--- START OF SUPPLIED RECORDS ---
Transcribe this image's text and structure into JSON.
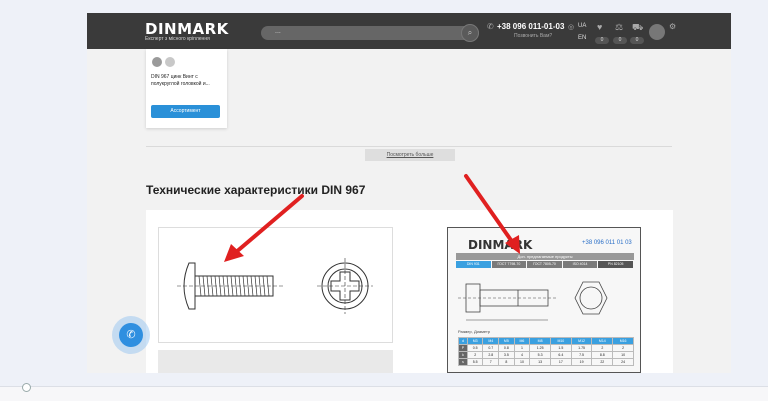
{
  "header": {
    "logo": "DINMARK",
    "tagline": "Експерт з місного кріплення",
    "search_placeholder": "...",
    "phone": "+38 096 011-01-03",
    "callback": "Позвонить Вам?",
    "lang_primary": "UA",
    "lang_secondary": "EN",
    "counts": [
      "0",
      "0",
      "0"
    ]
  },
  "product_card": {
    "name": "DIN 967 цинк Винт с полукруглой головкой и...",
    "button": "Ассортимент"
  },
  "more_link": "Посмотреть больше",
  "section_title": "Технические характеристики DIN 967",
  "sheet": {
    "logo": "DINMARK",
    "phone": "+38 096 011 01 03",
    "bar": "Доп. предлагаемые продукты",
    "tabs": [
      "DIN 931",
      "ГОСТ 7798-70",
      "ГОСТ 7805-70",
      "ISO 4014",
      "PN 82105"
    ],
    "dims_label": "Размер, Диаметр",
    "table_head": [
      "d",
      "M3",
      "M4",
      "M5",
      "M6",
      "M8",
      "M10",
      "M12",
      "M14",
      "M16"
    ],
    "table_rows": [
      {
        "label": "P",
        "cells": [
          "0.5",
          "0.7",
          "0.8",
          "1",
          "1.25",
          "1.5",
          "1.75",
          "2",
          "2"
        ]
      },
      {
        "label": "k",
        "cells": [
          "2",
          "2.8",
          "3.5",
          "4",
          "5.3",
          "6.4",
          "7.5",
          "8.8",
          "10"
        ]
      },
      {
        "label": "s",
        "cells": [
          "5.5",
          "7",
          "8",
          "10",
          "13",
          "17",
          "19",
          "22",
          "24"
        ]
      }
    ]
  }
}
--- END OF SUPPLIED RECORDS ---
Exclude the pictures and repeat every other part of the records word for word.

Transcribe this image's text and structure into JSON.
{
  "header": {
    "logo": "DINMARK",
    "tagline": "Експерт з місного кріплення",
    "search_placeholder": "...",
    "phone": "+38 096 011-01-03",
    "callback": "Позвонить Вам?",
    "lang_primary": "UA",
    "lang_secondary": "EN",
    "counts": [
      "0",
      "0",
      "0"
    ]
  },
  "product_card": {
    "name": "DIN 967 цинк Винт с полукруглой головкой и...",
    "button": "Ассортимент"
  },
  "more_link": "Посмотреть больше",
  "section_title": "Технические характеристики DIN 967",
  "sheet": {
    "logo": "DINMARK",
    "phone": "+38 096 011 01 03",
    "bar": "Доп. предлагаемые продукты",
    "tabs": [
      "DIN 931",
      "ГОСТ 7798-70",
      "ГОСТ 7805-70",
      "ISO 4014",
      "PN 82105"
    ],
    "dims_label": "Размер, Диаметр",
    "table_head": [
      "d",
      "M3",
      "M4",
      "M5",
      "M6",
      "M8",
      "M10",
      "M12",
      "M14",
      "M16"
    ],
    "table_rows": [
      {
        "label": "P",
        "cells": [
          "0.5",
          "0.7",
          "0.8",
          "1",
          "1.25",
          "1.5",
          "1.75",
          "2",
          "2"
        ]
      },
      {
        "label": "k",
        "cells": [
          "2",
          "2.8",
          "3.5",
          "4",
          "5.3",
          "6.4",
          "7.5",
          "8.8",
          "10"
        ]
      },
      {
        "label": "s",
        "cells": [
          "5.5",
          "7",
          "8",
          "10",
          "13",
          "17",
          "19",
          "22",
          "24"
        ]
      }
    ]
  }
}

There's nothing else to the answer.